» Exercise description
Take the line containing "What data populates" and every line after it to the end of the material below; reproduce them exactly, without pictures.

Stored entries

==================================================

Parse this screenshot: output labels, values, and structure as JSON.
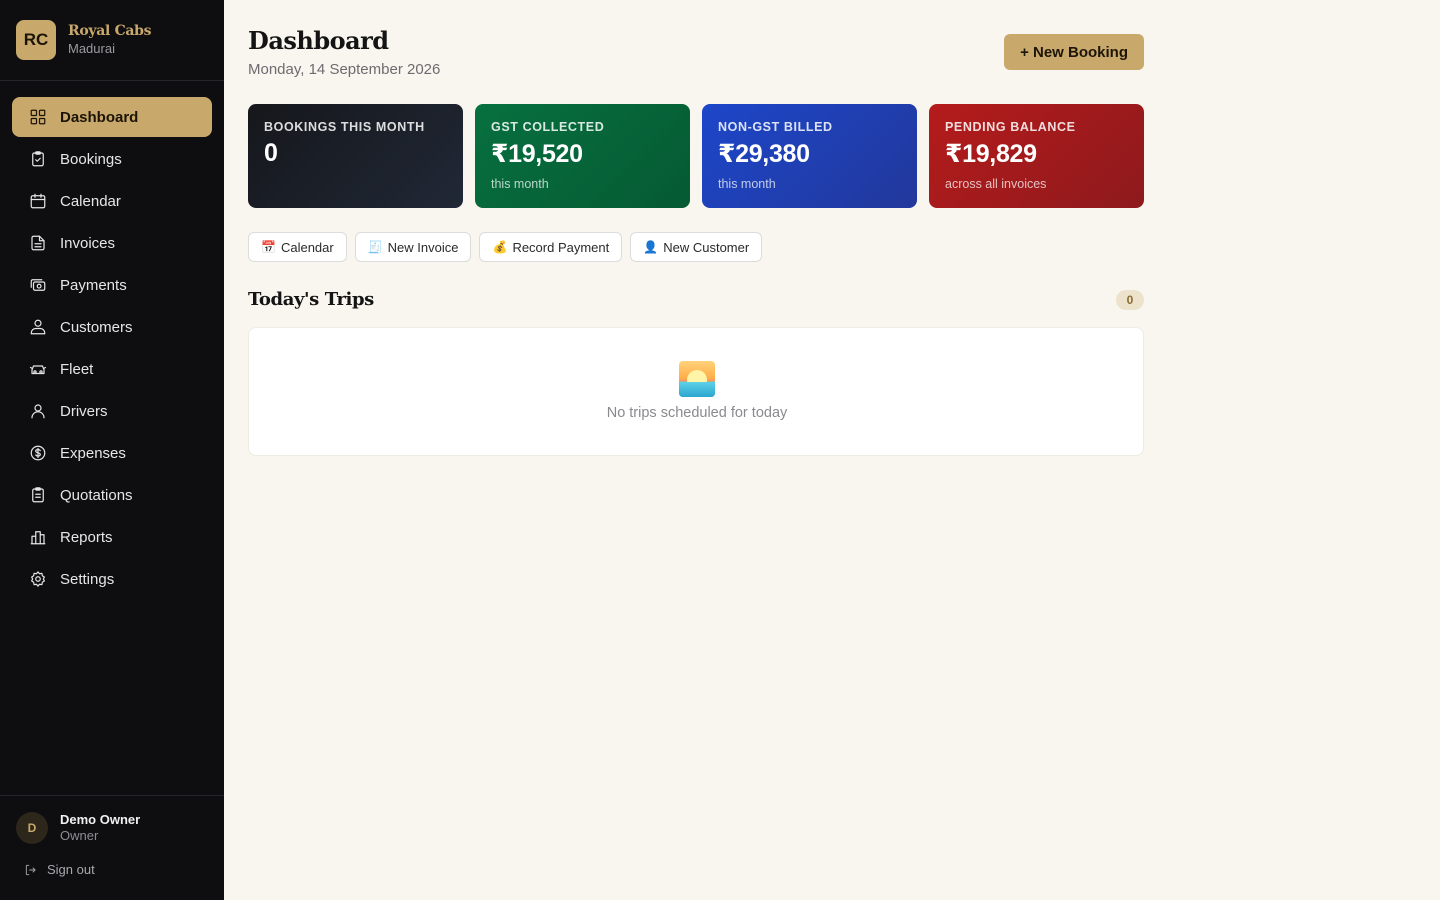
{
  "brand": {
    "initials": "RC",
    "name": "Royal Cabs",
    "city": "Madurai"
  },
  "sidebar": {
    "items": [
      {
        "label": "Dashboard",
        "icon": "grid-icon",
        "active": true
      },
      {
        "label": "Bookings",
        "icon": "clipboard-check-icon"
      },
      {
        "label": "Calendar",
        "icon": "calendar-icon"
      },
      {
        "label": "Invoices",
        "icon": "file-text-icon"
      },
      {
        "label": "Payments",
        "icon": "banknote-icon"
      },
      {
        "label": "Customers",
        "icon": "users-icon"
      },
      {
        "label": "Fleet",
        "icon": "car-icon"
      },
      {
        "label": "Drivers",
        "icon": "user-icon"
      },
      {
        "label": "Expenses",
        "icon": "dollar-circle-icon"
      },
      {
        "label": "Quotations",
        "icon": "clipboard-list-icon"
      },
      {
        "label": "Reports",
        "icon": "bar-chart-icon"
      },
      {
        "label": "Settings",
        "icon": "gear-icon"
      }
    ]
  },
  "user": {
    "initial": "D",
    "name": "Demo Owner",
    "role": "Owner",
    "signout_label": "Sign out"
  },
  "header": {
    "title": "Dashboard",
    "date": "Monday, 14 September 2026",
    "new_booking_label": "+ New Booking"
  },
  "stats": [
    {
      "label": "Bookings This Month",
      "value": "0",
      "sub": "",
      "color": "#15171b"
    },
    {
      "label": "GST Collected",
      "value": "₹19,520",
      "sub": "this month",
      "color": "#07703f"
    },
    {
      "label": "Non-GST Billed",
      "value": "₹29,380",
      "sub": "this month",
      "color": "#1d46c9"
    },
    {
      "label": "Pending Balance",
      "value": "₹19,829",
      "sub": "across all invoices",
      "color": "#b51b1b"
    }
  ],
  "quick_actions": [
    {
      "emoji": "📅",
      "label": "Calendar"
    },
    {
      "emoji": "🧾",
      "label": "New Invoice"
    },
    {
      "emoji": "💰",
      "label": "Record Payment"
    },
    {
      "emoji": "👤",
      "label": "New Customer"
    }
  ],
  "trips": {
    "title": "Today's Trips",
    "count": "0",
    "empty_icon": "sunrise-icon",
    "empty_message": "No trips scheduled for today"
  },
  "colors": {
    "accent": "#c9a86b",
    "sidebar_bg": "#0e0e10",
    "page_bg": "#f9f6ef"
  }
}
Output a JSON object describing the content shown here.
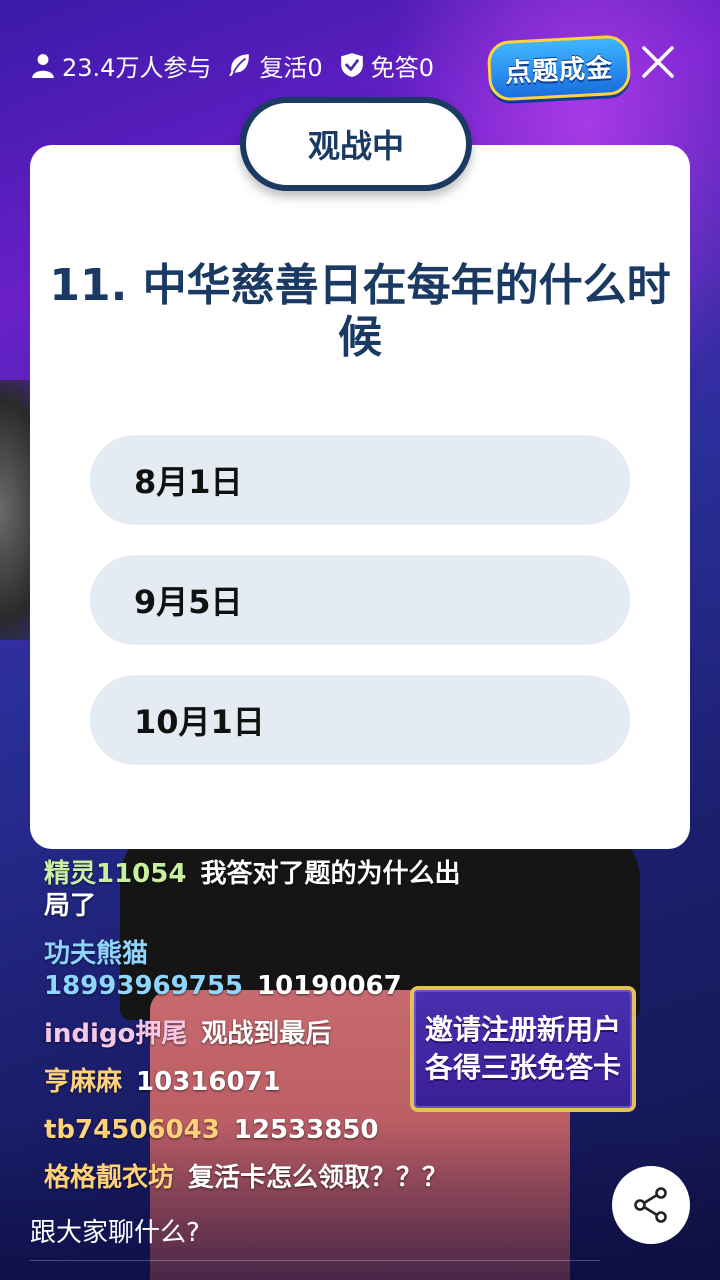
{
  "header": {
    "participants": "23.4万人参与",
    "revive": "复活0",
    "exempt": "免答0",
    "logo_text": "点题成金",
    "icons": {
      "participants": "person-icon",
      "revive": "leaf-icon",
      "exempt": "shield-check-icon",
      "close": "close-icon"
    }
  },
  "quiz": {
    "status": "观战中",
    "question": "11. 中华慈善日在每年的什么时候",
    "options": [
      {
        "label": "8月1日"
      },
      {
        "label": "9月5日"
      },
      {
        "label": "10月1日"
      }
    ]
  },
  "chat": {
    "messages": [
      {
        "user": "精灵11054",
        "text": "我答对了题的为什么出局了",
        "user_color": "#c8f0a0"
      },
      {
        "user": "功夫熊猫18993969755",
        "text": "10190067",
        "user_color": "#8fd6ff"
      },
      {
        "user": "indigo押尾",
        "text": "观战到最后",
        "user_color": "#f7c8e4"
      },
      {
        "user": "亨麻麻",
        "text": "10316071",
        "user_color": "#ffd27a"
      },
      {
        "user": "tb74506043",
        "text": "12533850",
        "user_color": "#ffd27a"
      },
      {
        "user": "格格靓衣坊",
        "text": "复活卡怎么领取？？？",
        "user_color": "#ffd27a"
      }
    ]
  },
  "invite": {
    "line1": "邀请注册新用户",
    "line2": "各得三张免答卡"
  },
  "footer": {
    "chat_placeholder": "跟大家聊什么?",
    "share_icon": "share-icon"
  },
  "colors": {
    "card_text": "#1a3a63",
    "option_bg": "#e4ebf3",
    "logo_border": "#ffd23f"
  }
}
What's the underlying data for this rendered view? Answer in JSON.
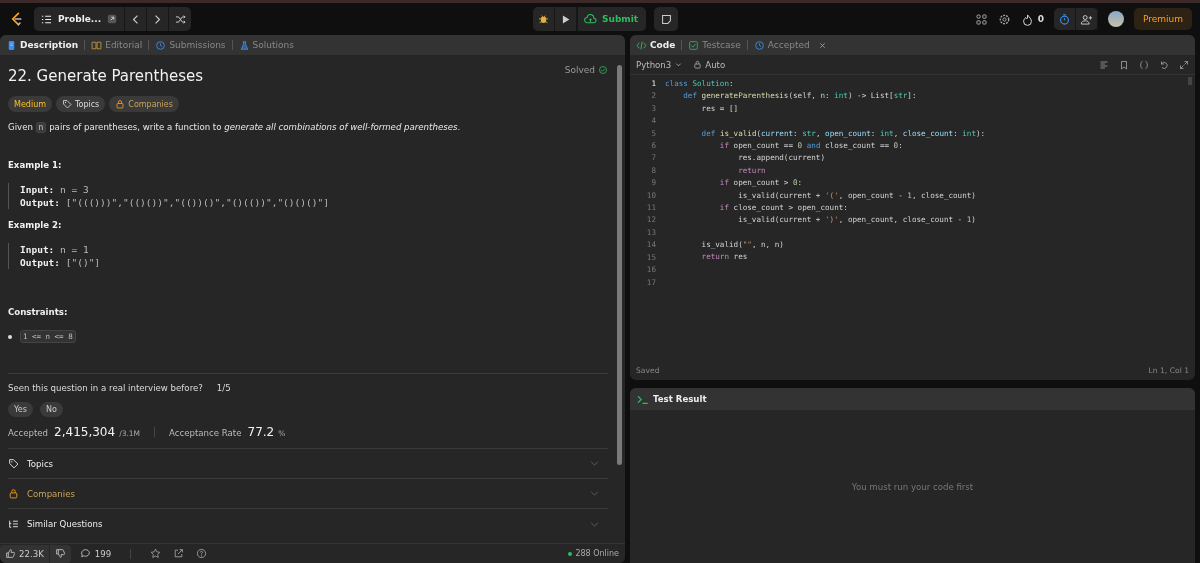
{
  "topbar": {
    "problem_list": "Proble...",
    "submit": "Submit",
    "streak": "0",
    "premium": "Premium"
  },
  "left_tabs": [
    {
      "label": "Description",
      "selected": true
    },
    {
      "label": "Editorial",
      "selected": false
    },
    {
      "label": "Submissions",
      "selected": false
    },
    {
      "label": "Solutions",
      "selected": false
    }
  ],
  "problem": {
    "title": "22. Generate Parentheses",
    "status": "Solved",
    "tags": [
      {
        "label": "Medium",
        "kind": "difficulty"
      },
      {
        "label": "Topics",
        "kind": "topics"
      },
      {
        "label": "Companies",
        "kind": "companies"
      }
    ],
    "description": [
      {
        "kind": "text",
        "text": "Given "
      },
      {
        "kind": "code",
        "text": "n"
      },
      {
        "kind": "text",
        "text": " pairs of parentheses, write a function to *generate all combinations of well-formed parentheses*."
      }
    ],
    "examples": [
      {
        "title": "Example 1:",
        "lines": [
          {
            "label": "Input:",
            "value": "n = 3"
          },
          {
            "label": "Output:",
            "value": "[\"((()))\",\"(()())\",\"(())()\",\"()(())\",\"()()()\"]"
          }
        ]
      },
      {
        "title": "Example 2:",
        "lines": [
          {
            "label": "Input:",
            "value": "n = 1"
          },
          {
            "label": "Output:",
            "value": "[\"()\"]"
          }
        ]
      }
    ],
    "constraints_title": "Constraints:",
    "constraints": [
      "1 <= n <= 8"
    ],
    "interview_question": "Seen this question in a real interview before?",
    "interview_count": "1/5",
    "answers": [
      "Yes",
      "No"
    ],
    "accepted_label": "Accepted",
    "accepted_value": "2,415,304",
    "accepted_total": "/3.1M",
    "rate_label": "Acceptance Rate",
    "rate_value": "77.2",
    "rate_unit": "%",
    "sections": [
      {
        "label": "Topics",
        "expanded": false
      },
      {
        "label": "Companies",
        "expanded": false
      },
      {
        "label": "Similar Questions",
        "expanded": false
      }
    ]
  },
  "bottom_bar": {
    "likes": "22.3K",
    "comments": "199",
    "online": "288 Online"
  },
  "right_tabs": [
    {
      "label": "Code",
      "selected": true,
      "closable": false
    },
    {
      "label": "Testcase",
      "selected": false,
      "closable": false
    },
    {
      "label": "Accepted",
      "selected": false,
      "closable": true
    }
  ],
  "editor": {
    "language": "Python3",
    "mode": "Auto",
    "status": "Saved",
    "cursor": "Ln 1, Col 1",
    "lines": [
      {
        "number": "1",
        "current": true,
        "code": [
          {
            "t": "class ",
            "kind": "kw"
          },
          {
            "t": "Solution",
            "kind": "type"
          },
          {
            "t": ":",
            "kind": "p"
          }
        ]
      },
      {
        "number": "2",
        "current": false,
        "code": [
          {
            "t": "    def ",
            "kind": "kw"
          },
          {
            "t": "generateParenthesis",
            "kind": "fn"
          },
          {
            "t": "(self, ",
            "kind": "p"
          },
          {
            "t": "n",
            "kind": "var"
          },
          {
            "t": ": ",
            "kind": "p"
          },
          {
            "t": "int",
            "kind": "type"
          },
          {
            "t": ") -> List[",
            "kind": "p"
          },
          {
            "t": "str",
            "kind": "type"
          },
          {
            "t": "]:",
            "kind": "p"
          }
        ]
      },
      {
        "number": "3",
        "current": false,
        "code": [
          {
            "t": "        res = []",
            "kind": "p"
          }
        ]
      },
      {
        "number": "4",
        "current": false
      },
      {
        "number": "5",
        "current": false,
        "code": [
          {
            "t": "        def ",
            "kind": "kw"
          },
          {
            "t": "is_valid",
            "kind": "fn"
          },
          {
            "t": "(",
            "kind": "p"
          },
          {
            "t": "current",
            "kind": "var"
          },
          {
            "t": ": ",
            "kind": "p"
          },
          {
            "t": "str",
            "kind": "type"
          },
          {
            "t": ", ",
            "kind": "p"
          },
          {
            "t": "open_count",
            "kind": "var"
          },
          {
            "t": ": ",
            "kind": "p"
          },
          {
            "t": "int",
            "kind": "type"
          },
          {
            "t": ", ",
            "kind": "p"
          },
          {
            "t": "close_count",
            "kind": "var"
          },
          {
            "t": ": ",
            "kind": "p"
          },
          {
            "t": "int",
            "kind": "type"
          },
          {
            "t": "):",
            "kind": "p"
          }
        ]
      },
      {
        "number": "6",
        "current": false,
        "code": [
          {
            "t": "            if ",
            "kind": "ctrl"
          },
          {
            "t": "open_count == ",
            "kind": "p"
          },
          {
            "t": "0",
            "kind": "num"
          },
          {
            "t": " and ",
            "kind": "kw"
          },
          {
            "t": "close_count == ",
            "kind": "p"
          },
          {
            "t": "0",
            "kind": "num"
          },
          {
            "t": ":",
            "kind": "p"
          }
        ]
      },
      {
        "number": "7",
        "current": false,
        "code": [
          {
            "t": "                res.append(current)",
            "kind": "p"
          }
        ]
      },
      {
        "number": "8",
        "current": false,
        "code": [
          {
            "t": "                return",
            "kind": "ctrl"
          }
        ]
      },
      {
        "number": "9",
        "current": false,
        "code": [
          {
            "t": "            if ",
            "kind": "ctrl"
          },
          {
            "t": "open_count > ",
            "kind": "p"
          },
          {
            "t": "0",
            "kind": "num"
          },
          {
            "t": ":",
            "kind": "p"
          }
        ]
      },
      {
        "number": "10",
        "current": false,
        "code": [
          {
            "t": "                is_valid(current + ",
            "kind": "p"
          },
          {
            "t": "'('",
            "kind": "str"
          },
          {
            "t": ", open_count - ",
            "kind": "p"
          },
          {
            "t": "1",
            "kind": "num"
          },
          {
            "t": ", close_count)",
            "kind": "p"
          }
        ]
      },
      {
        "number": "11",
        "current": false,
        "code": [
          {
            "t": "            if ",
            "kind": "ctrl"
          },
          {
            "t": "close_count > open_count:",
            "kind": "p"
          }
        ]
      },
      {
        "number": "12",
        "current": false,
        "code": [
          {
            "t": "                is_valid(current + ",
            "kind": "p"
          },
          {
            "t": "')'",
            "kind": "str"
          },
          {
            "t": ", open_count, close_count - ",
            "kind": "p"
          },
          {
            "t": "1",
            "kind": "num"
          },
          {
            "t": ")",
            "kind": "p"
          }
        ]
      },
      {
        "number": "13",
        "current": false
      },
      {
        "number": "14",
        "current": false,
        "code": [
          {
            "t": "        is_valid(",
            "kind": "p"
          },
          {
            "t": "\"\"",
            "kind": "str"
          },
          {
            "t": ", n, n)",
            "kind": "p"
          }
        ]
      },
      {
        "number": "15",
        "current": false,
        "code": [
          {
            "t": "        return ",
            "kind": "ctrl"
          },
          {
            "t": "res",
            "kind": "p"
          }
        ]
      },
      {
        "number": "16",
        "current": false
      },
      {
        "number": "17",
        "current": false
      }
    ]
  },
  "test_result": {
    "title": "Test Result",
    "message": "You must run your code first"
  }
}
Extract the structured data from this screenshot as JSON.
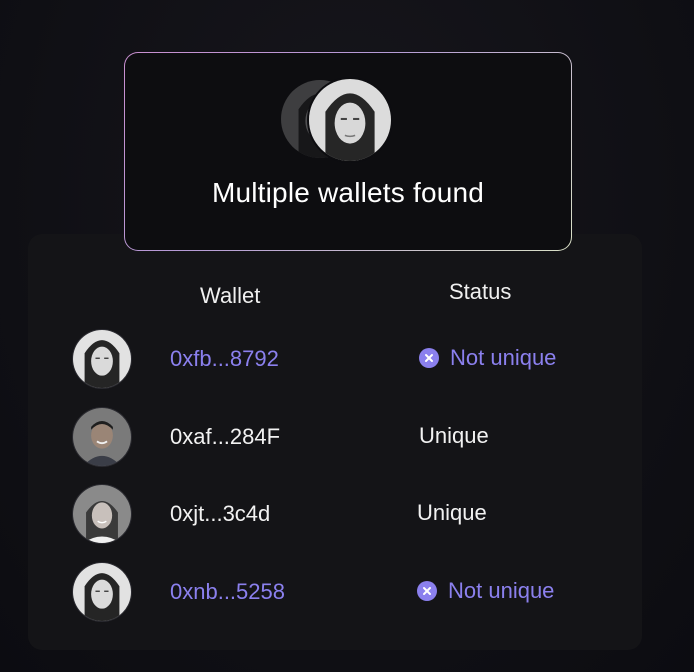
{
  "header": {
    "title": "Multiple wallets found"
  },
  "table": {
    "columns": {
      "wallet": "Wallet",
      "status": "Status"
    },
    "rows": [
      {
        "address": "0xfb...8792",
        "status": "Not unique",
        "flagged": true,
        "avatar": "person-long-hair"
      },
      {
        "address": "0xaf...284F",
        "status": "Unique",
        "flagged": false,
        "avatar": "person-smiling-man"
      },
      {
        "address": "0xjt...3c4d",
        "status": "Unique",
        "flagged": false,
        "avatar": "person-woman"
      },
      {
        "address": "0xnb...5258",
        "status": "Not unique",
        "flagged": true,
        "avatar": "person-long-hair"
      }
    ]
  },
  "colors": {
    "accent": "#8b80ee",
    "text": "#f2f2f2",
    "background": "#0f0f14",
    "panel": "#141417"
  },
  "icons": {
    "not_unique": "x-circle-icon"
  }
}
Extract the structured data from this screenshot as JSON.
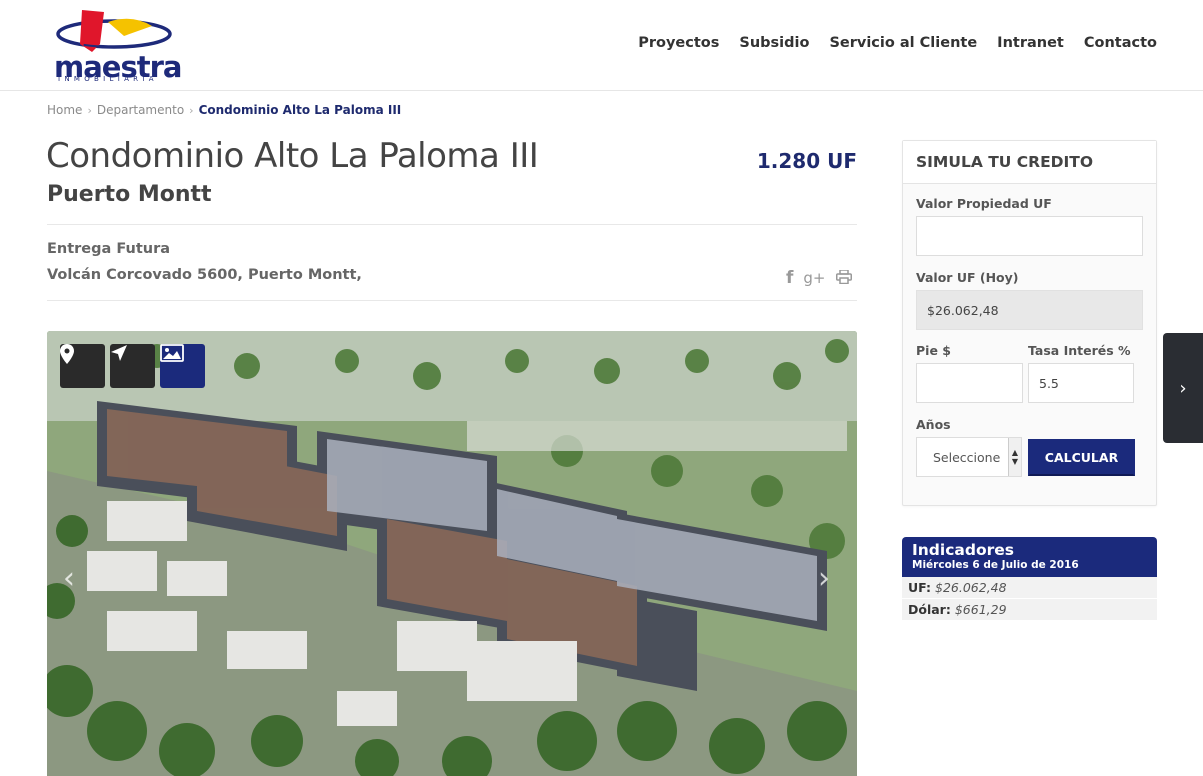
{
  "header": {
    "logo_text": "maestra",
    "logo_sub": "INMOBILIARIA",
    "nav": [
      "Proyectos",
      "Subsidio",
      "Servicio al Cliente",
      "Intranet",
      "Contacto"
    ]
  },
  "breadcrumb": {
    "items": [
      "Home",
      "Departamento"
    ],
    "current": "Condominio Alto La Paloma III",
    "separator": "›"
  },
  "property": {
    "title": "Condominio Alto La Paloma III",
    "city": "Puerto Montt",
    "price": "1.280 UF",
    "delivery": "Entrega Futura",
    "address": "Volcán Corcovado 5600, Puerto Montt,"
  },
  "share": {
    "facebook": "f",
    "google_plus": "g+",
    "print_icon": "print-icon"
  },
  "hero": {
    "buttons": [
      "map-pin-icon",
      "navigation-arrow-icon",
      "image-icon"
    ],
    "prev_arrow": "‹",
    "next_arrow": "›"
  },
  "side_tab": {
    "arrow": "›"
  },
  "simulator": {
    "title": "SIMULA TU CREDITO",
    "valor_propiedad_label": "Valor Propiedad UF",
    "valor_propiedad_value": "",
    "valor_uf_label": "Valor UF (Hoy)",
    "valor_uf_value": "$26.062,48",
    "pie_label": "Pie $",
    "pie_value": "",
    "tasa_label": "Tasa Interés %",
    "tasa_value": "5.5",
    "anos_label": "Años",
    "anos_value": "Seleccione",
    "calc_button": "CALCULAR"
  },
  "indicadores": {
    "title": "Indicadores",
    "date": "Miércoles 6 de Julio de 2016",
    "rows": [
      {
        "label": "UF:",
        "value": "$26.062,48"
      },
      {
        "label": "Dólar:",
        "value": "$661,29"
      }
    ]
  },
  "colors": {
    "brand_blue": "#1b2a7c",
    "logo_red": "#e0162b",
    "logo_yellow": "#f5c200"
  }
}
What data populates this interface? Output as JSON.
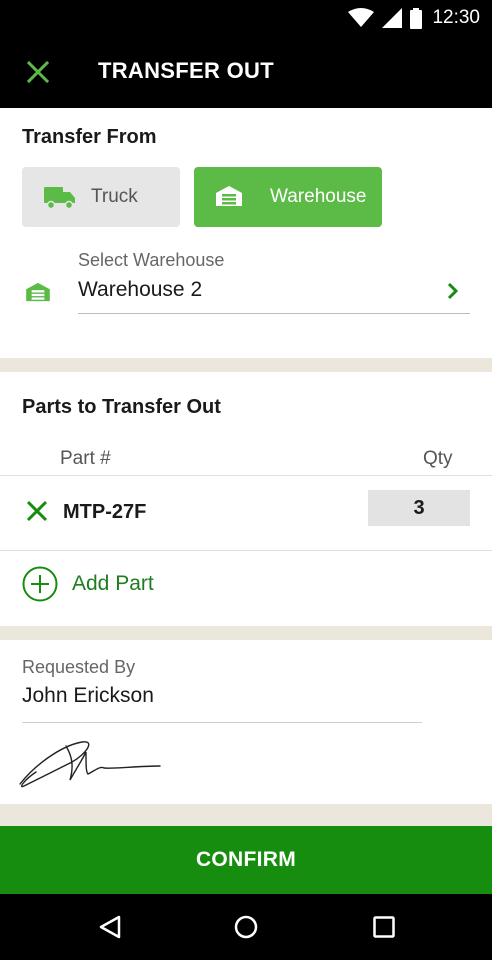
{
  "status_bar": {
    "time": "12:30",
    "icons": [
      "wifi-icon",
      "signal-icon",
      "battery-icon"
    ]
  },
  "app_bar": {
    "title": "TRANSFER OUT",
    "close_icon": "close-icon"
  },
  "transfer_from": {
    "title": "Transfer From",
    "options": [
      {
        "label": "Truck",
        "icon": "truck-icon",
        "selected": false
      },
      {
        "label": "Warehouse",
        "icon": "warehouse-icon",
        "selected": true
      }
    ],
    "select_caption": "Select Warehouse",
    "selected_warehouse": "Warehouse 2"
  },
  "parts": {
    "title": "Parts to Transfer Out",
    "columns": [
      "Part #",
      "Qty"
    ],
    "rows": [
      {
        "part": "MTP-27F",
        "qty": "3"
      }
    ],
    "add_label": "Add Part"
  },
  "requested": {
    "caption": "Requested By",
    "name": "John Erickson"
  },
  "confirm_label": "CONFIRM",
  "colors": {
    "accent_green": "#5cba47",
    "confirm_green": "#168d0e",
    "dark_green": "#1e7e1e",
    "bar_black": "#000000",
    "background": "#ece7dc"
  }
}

==================================================

» Expected answer
What data populates this interface? Output as JSON.
{
  "status_bar": {
    "time": "12:30",
    "icons": [
      "wifi-icon",
      "signal-icon",
      "battery-icon"
    ]
  },
  "app_bar": {
    "title": "TRANSFER OUT",
    "close_icon": "close-icon"
  },
  "transfer_from": {
    "title": "Transfer From",
    "options": [
      {
        "label": "Truck",
        "icon": "truck-icon",
        "selected": false
      },
      {
        "label": "Warehouse",
        "icon": "warehouse-icon",
        "selected": true
      }
    ],
    "select_caption": "Select Warehouse",
    "selected_warehouse": "Warehouse 2"
  },
  "parts": {
    "title": "Parts to Transfer Out",
    "columns": [
      "Part #",
      "Qty"
    ],
    "rows": [
      {
        "part": "MTP-27F",
        "qty": "3"
      }
    ],
    "add_label": "Add Part"
  },
  "requested": {
    "caption": "Requested By",
    "name": "John Erickson"
  },
  "confirm_label": "CONFIRM",
  "colors": {
    "accent_green": "#5cba47",
    "confirm_green": "#168d0e",
    "dark_green": "#1e7e1e",
    "bar_black": "#000000",
    "background": "#ece7dc"
  }
}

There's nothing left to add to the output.